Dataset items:

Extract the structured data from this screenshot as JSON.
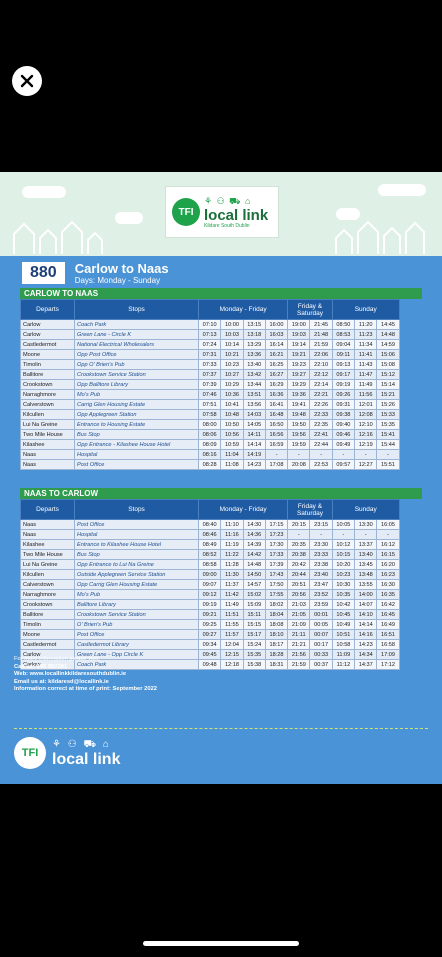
{
  "close_icon": "close-icon",
  "poster": {
    "logo": {
      "badge": "TFI",
      "brand": "local link",
      "sub": "Kildare South Dublin"
    },
    "route": {
      "number": "880",
      "name": "Carlow to Naas",
      "days": "Days: Monday - Sunday"
    },
    "headers": {
      "departs": "Departs",
      "stops": "Stops",
      "mf": "Monday - Friday",
      "fs": "Friday & Saturday",
      "sun": "Sunday"
    },
    "outbound": {
      "title": "CARLOW TO NAAS",
      "rows": [
        [
          "Carlow",
          "Coach Park",
          "07:10",
          "10:00",
          "13:15",
          "16:00",
          "19:00",
          "21:45",
          "08:50",
          "11:20",
          "14:45"
        ],
        [
          "Carlow",
          "Green Lane - Circle K",
          "07:13",
          "10:03",
          "13:18",
          "16:03",
          "19:03",
          "21:48",
          "08:53",
          "11:23",
          "14:48"
        ],
        [
          "Castledermot",
          "National Electrical Wholesalers",
          "07:24",
          "10:14",
          "13:29",
          "16:14",
          "19:14",
          "21:59",
          "09:04",
          "11:34",
          "14:59"
        ],
        [
          "Moone",
          "Opp Post Office",
          "07:31",
          "10:21",
          "13:36",
          "16:21",
          "19:21",
          "22:06",
          "09:11",
          "11:41",
          "15:06"
        ],
        [
          "Timolin",
          "Opp O' Brien's Pub",
          "07:33",
          "10:23",
          "13:40",
          "16:25",
          "19:23",
          "22:10",
          "09:13",
          "11:43",
          "15:08"
        ],
        [
          "Ballitore",
          "Crookstown Service Station",
          "07:37",
          "10:27",
          "13:42",
          "16:27",
          "19:27",
          "22:12",
          "09:17",
          "11:47",
          "15:12"
        ],
        [
          "Crookstown",
          "Opp Ballitore Library",
          "07:39",
          "10:29",
          "13:44",
          "16:29",
          "19:29",
          "22:14",
          "09:19",
          "11:49",
          "15:14"
        ],
        [
          "Narraghmore",
          "Mo's Pub",
          "07:46",
          "10:36",
          "13:51",
          "16:36",
          "19:36",
          "22:21",
          "09:26",
          "11:56",
          "15:21"
        ],
        [
          "Calverstown",
          "Carrig Glen Housing Estate",
          "07:51",
          "10:41",
          "13:56",
          "16:41",
          "19:41",
          "22:26",
          "09:31",
          "12:01",
          "15:26"
        ],
        [
          "Kilcullen",
          "Opp Applegreen Station",
          "07:58",
          "10:48",
          "14:03",
          "16:48",
          "19:48",
          "22:33",
          "09:38",
          "12:08",
          "15:33"
        ],
        [
          "Lui Na Greine",
          "Entrance to Housing Estate",
          "08:00",
          "10:50",
          "14:05",
          "16:50",
          "19:50",
          "22:35",
          "09:40",
          "12:10",
          "15:35"
        ],
        [
          "Two Mile House",
          "Bus Stop",
          "08:06",
          "10:56",
          "14:11",
          "16:56",
          "19:56",
          "22:41",
          "09:46",
          "12:16",
          "15:41"
        ],
        [
          "Kilashee",
          "Opp Entrance - Kilashee House Hotel",
          "08:09",
          "10:59",
          "14:14",
          "16:59",
          "19:59",
          "22:44",
          "09:49",
          "12:19",
          "15:44"
        ],
        [
          "Naas",
          "Hospital",
          "08:16",
          "11:04",
          "14:19",
          "-",
          "-",
          "-",
          "-",
          "-",
          "-"
        ],
        [
          "Naas",
          "Post Office",
          "08:28",
          "11:08",
          "14:23",
          "17:08",
          "20:08",
          "22:53",
          "09:57",
          "12:27",
          "15:51"
        ]
      ]
    },
    "inbound": {
      "title": "NAAS TO CARLOW",
      "rows": [
        [
          "Naas",
          "Post Office",
          "08:40",
          "11:10",
          "14:30",
          "17:15",
          "20:15",
          "23:15",
          "10:05",
          "13:30",
          "16:05"
        ],
        [
          "Naas",
          "Hospital",
          "08:46",
          "11:16",
          "14:36",
          "17:23",
          "-",
          "-",
          "-",
          "-",
          "-"
        ],
        [
          "Kilashee",
          "Entrance to Kilashee House Hotel",
          "08:49",
          "11:19",
          "14:39",
          "17:30",
          "20:35",
          "23:30",
          "10:12",
          "13:37",
          "16:12"
        ],
        [
          "Two Mile House",
          "Bus Stop",
          "08:52",
          "11:22",
          "14:42",
          "17:33",
          "20:38",
          "23:33",
          "10:15",
          "13:40",
          "16:15"
        ],
        [
          "Lui Na Greine",
          "Opp Entrance to Lui Na Greine",
          "08:58",
          "11:28",
          "14:48",
          "17:39",
          "20:42",
          "23:38",
          "10:20",
          "13:45",
          "16:20"
        ],
        [
          "Kilcullen",
          "Outside Applegreen Service Station",
          "09:00",
          "11:30",
          "14:50",
          "17:43",
          "20:44",
          "23:40",
          "10:23",
          "13:48",
          "16:23"
        ],
        [
          "Calverstown",
          "Opp Carrig Glen Housing Estate",
          "09:07",
          "11:37",
          "14:57",
          "17:50",
          "20:51",
          "23:47",
          "10:30",
          "13:55",
          "16:30"
        ],
        [
          "Narraghmore",
          "Mo's Pub",
          "09:12",
          "11:42",
          "15:02",
          "17:55",
          "20:56",
          "23:52",
          "10:35",
          "14:00",
          "16:35"
        ],
        [
          "Crookstown",
          "Ballitore Library",
          "09:19",
          "11:49",
          "15:09",
          "18:02",
          "21:03",
          "23:59",
          "10:42",
          "14:07",
          "16:42"
        ],
        [
          "Ballitore",
          "Crookstown Service Station",
          "09:21",
          "11:51",
          "15:11",
          "18:04",
          "21:05",
          "00:01",
          "10:45",
          "14:10",
          "16:45"
        ],
        [
          "Timolin",
          "O' Brien's Pub",
          "09:25",
          "11:55",
          "15:15",
          "18:08",
          "21:09",
          "00:05",
          "10:49",
          "14:14",
          "16:49"
        ],
        [
          "Moone",
          "Post Office",
          "09:27",
          "11:57",
          "15:17",
          "18:10",
          "21:11",
          "00:07",
          "10:51",
          "14:16",
          "16:51"
        ],
        [
          "Castledermot",
          "Castledermot Library",
          "09:34",
          "12:04",
          "15:24",
          "18:17",
          "21:21",
          "00:17",
          "10:58",
          "14:23",
          "16:58"
        ],
        [
          "Carlow",
          "Green Lane - Opp Circle K",
          "09:45",
          "12:15",
          "15:35",
          "18:28",
          "21:56",
          "00:33",
          "11:09",
          "14:34",
          "17:09"
        ],
        [
          "Carlow",
          "Coach Park",
          "09:48",
          "12:18",
          "15:38",
          "18:31",
          "21:59",
          "00:37",
          "11:12",
          "14:37",
          "17:12"
        ]
      ]
    },
    "footer": {
      "line1": "For more information please visit:",
      "line2": "Call us: 045 982281",
      "line3": "Web: www.locallinkkildaresouthdublin.ie",
      "line4": "Email us at: kildaresd@locallink.ie",
      "line5": "Information correct at time of print: September 2022",
      "badge": "TFI",
      "brand": "local link"
    }
  }
}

# The request
Set the pictures aside and transcribe the data above exactly.

# Exercise result
Extract the structured data from this screenshot as JSON.
{
  "close_icon": "close-icon",
  "poster": {
    "logo": {
      "badge": "TFI",
      "brand": "local link",
      "sub": "Kildare South Dublin"
    },
    "route": {
      "number": "880",
      "name": "Carlow to Naas",
      "days": "Days: Monday - Sunday"
    },
    "headers": {
      "departs": "Departs",
      "stops": "Stops",
      "mf": "Monday - Friday",
      "fs": "Friday & Saturday",
      "sun": "Sunday"
    },
    "outbound": {
      "title": "CARLOW TO NAAS",
      "rows": [
        [
          "Carlow",
          "Coach Park",
          "07:10",
          "10:00",
          "13:15",
          "16:00",
          "19:00",
          "21:45",
          "08:50",
          "11:20",
          "14:45"
        ],
        [
          "Carlow",
          "Green Lane - Circle K",
          "07:13",
          "10:03",
          "13:18",
          "16:03",
          "19:03",
          "21:48",
          "08:53",
          "11:23",
          "14:48"
        ],
        [
          "Castledermot",
          "National Electrical Wholesalers",
          "07:24",
          "10:14",
          "13:29",
          "16:14",
          "19:14",
          "21:59",
          "09:04",
          "11:34",
          "14:59"
        ],
        [
          "Moone",
          "Opp Post Office",
          "07:31",
          "10:21",
          "13:36",
          "16:21",
          "19:21",
          "22:06",
          "09:11",
          "11:41",
          "15:06"
        ],
        [
          "Timolin",
          "Opp O' Brien's Pub",
          "07:33",
          "10:23",
          "13:40",
          "16:25",
          "19:23",
          "22:10",
          "09:13",
          "11:43",
          "15:08"
        ],
        [
          "Ballitore",
          "Crookstown Service Station",
          "07:37",
          "10:27",
          "13:42",
          "16:27",
          "19:27",
          "22:12",
          "09:17",
          "11:47",
          "15:12"
        ],
        [
          "Crookstown",
          "Opp Ballitore Library",
          "07:39",
          "10:29",
          "13:44",
          "16:29",
          "19:29",
          "22:14",
          "09:19",
          "11:49",
          "15:14"
        ],
        [
          "Narraghmore",
          "Mo's Pub",
          "07:46",
          "10:36",
          "13:51",
          "16:36",
          "19:36",
          "22:21",
          "09:26",
          "11:56",
          "15:21"
        ],
        [
          "Calverstown",
          "Carrig Glen Housing Estate",
          "07:51",
          "10:41",
          "13:56",
          "16:41",
          "19:41",
          "22:26",
          "09:31",
          "12:01",
          "15:26"
        ],
        [
          "Kilcullen",
          "Opp Applegreen Station",
          "07:58",
          "10:48",
          "14:03",
          "16:48",
          "19:48",
          "22:33",
          "09:38",
          "12:08",
          "15:33"
        ],
        [
          "Lui Na Greine",
          "Entrance to Housing Estate",
          "08:00",
          "10:50",
          "14:05",
          "16:50",
          "19:50",
          "22:35",
          "09:40",
          "12:10",
          "15:35"
        ],
        [
          "Two Mile House",
          "Bus Stop",
          "08:06",
          "10:56",
          "14:11",
          "16:56",
          "19:56",
          "22:41",
          "09:46",
          "12:16",
          "15:41"
        ],
        [
          "Kilashee",
          "Opp Entrance - Kilashee House Hotel",
          "08:09",
          "10:59",
          "14:14",
          "16:59",
          "19:59",
          "22:44",
          "09:49",
          "12:19",
          "15:44"
        ],
        [
          "Naas",
          "Hospital",
          "08:16",
          "11:04",
          "14:19",
          "-",
          "-",
          "-",
          "-",
          "-",
          "-"
        ],
        [
          "Naas",
          "Post Office",
          "08:28",
          "11:08",
          "14:23",
          "17:08",
          "20:08",
          "22:53",
          "09:57",
          "12:27",
          "15:51"
        ]
      ]
    },
    "inbound": {
      "title": "NAAS TO CARLOW",
      "rows": [
        [
          "Naas",
          "Post Office",
          "08:40",
          "11:10",
          "14:30",
          "17:15",
          "20:15",
          "23:15",
          "10:05",
          "13:30",
          "16:05"
        ],
        [
          "Naas",
          "Hospital",
          "08:46",
          "11:16",
          "14:36",
          "17:23",
          "-",
          "-",
          "-",
          "-",
          "-"
        ],
        [
          "Kilashee",
          "Entrance to Kilashee House Hotel",
          "08:49",
          "11:19",
          "14:39",
          "17:30",
          "20:35",
          "23:30",
          "10:12",
          "13:37",
          "16:12"
        ],
        [
          "Two Mile House",
          "Bus Stop",
          "08:52",
          "11:22",
          "14:42",
          "17:33",
          "20:38",
          "23:33",
          "10:15",
          "13:40",
          "16:15"
        ],
        [
          "Lui Na Greine",
          "Opp Entrance to Lui Na Greine",
          "08:58",
          "11:28",
          "14:48",
          "17:39",
          "20:42",
          "23:38",
          "10:20",
          "13:45",
          "16:20"
        ],
        [
          "Kilcullen",
          "Outside Applegreen Service Station",
          "09:00",
          "11:30",
          "14:50",
          "17:43",
          "20:44",
          "23:40",
          "10:23",
          "13:48",
          "16:23"
        ],
        [
          "Calverstown",
          "Opp Carrig Glen Housing Estate",
          "09:07",
          "11:37",
          "14:57",
          "17:50",
          "20:51",
          "23:47",
          "10:30",
          "13:55",
          "16:30"
        ],
        [
          "Narraghmore",
          "Mo's Pub",
          "09:12",
          "11:42",
          "15:02",
          "17:55",
          "20:56",
          "23:52",
          "10:35",
          "14:00",
          "16:35"
        ],
        [
          "Crookstown",
          "Ballitore Library",
          "09:19",
          "11:49",
          "15:09",
          "18:02",
          "21:03",
          "23:59",
          "10:42",
          "14:07",
          "16:42"
        ],
        [
          "Ballitore",
          "Crookstown Service Station",
          "09:21",
          "11:51",
          "15:11",
          "18:04",
          "21:05",
          "00:01",
          "10:45",
          "14:10",
          "16:45"
        ],
        [
          "Timolin",
          "O' Brien's Pub",
          "09:25",
          "11:55",
          "15:15",
          "18:08",
          "21:09",
          "00:05",
          "10:49",
          "14:14",
          "16:49"
        ],
        [
          "Moone",
          "Post Office",
          "09:27",
          "11:57",
          "15:17",
          "18:10",
          "21:11",
          "00:07",
          "10:51",
          "14:16",
          "16:51"
        ],
        [
          "Castledermot",
          "Castledermot Library",
          "09:34",
          "12:04",
          "15:24",
          "18:17",
          "21:21",
          "00:17",
          "10:58",
          "14:23",
          "16:58"
        ],
        [
          "Carlow",
          "Green Lane - Opp Circle K",
          "09:45",
          "12:15",
          "15:35",
          "18:28",
          "21:56",
          "00:33",
          "11:09",
          "14:34",
          "17:09"
        ],
        [
          "Carlow",
          "Coach Park",
          "09:48",
          "12:18",
          "15:38",
          "18:31",
          "21:59",
          "00:37",
          "11:12",
          "14:37",
          "17:12"
        ]
      ]
    },
    "footer": {
      "line1": "For more information please visit:",
      "line2": "Call us: 045 982281",
      "line3": "Web: www.locallinkkildaresouthdublin.ie",
      "line4": "Email us at: kildaresd@locallink.ie",
      "line5": "Information correct at time of print: September 2022",
      "badge": "TFI",
      "brand": "local link"
    }
  }
}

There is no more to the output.